What this task involves ▸ The listing below is to be output in its exact form.

Recorded data ▸
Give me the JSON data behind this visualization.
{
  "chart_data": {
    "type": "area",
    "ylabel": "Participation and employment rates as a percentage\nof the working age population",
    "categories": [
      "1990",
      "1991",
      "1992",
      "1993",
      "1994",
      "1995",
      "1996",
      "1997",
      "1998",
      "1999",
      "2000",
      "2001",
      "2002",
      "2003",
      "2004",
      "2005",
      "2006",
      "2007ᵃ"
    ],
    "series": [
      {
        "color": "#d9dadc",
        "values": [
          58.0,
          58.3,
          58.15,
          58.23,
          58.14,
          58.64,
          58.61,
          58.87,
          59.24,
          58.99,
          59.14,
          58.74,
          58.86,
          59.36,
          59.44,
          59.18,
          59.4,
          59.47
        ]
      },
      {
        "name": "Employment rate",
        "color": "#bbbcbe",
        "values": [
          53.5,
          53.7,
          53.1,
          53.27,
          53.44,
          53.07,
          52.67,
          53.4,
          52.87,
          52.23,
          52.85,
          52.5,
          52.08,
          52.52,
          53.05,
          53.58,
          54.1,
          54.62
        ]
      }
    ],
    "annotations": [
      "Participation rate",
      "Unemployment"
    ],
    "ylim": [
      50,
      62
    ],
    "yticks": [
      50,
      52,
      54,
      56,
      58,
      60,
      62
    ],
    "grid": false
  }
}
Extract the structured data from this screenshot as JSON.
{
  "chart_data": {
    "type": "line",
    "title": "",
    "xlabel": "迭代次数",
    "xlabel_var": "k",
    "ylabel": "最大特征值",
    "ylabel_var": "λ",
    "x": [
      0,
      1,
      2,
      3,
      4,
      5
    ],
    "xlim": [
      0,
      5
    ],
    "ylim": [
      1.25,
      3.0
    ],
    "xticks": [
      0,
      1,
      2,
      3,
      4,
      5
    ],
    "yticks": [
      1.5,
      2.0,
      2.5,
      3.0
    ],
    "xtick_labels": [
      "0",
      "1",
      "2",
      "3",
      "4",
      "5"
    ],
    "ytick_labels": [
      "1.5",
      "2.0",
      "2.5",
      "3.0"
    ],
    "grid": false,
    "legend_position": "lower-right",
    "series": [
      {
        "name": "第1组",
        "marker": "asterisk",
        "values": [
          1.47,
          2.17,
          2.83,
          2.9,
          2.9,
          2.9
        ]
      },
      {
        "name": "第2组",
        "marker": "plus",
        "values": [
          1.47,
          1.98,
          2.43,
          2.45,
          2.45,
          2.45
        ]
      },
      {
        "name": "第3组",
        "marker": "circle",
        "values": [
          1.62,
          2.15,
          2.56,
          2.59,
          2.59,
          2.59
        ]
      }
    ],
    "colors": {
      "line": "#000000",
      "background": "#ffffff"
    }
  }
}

Exercise response ▸
Give me the JSON data behind this visualization.
{
  "chart_data": {
    "type": "area",
    "ylabel": "Participation and employment rates as a percentage\nof the working age population",
    "categories": [
      "1990",
      "1991",
      "1992",
      "1993",
      "1994",
      "1995",
      "1996",
      "1997",
      "1998",
      "1999",
      "2000",
      "2001",
      "2002",
      "2003",
      "2004",
      "2005",
      "2006",
      "2007ᵃ"
    ],
    "series": [
      {
        "color": "#d9dadc",
        "values": [
          58.0,
          58.3,
          58.15,
          58.23,
          58.14,
          58.64,
          58.61,
          58.87,
          59.24,
          58.99,
          59.14,
          58.74,
          58.86,
          59.36,
          59.44,
          59.18,
          59.4,
          59.47
        ]
      },
      {
        "name": "Employment rate",
        "color": "#bbbcbe",
        "values": [
          53.5,
          53.7,
          53.1,
          53.27,
          53.44,
          53.07,
          52.67,
          53.4,
          52.87,
          52.23,
          52.85,
          52.5,
          52.08,
          52.52,
          53.05,
          53.58,
          54.1,
          54.62
        ]
      }
    ],
    "annotations": [
      "Participation rate",
      "Unemployment"
    ],
    "ylim": [
      50,
      62
    ],
    "yticks": [
      50,
      52,
      54,
      56,
      58,
      60,
      62
    ],
    "grid": false
  }
}
Extract the structured data from this screenshot as JSON.
{
  "chart_data": {
    "type": "line",
    "title": "",
    "xlabel": "迭代次数",
    "xlabel_var": "k",
    "ylabel": "最大特征值",
    "ylabel_var": "λ",
    "x": [
      0,
      1,
      2,
      3,
      4,
      5
    ],
    "xlim": [
      0,
      5
    ],
    "ylim": [
      1.25,
      3.0
    ],
    "xticks": [
      0,
      1,
      2,
      3,
      4,
      5
    ],
    "yticks": [
      1.5,
      2.0,
      2.5,
      3.0
    ],
    "xtick_labels": [
      "0",
      "1",
      "2",
      "3",
      "4",
      "5"
    ],
    "ytick_labels": [
      "1.5",
      "2.0",
      "2.5",
      "3.0"
    ],
    "grid": false,
    "legend_position": "lower-right",
    "series": [
      {
        "name": "第1组",
        "marker": "asterisk",
        "values": [
          1.47,
          2.17,
          2.83,
          2.9,
          2.9,
          2.9
        ]
      },
      {
        "name": "第2组",
        "marker": "plus",
        "values": [
          1.47,
          1.98,
          2.43,
          2.45,
          2.45,
          2.45
        ]
      },
      {
        "name": "第3组",
        "marker": "circle",
        "values": [
          1.62,
          2.15,
          2.56,
          2.59,
          2.59,
          2.59
        ]
      }
    ],
    "colors": {
      "line": "#000000",
      "background": "#ffffff"
    }
  }
}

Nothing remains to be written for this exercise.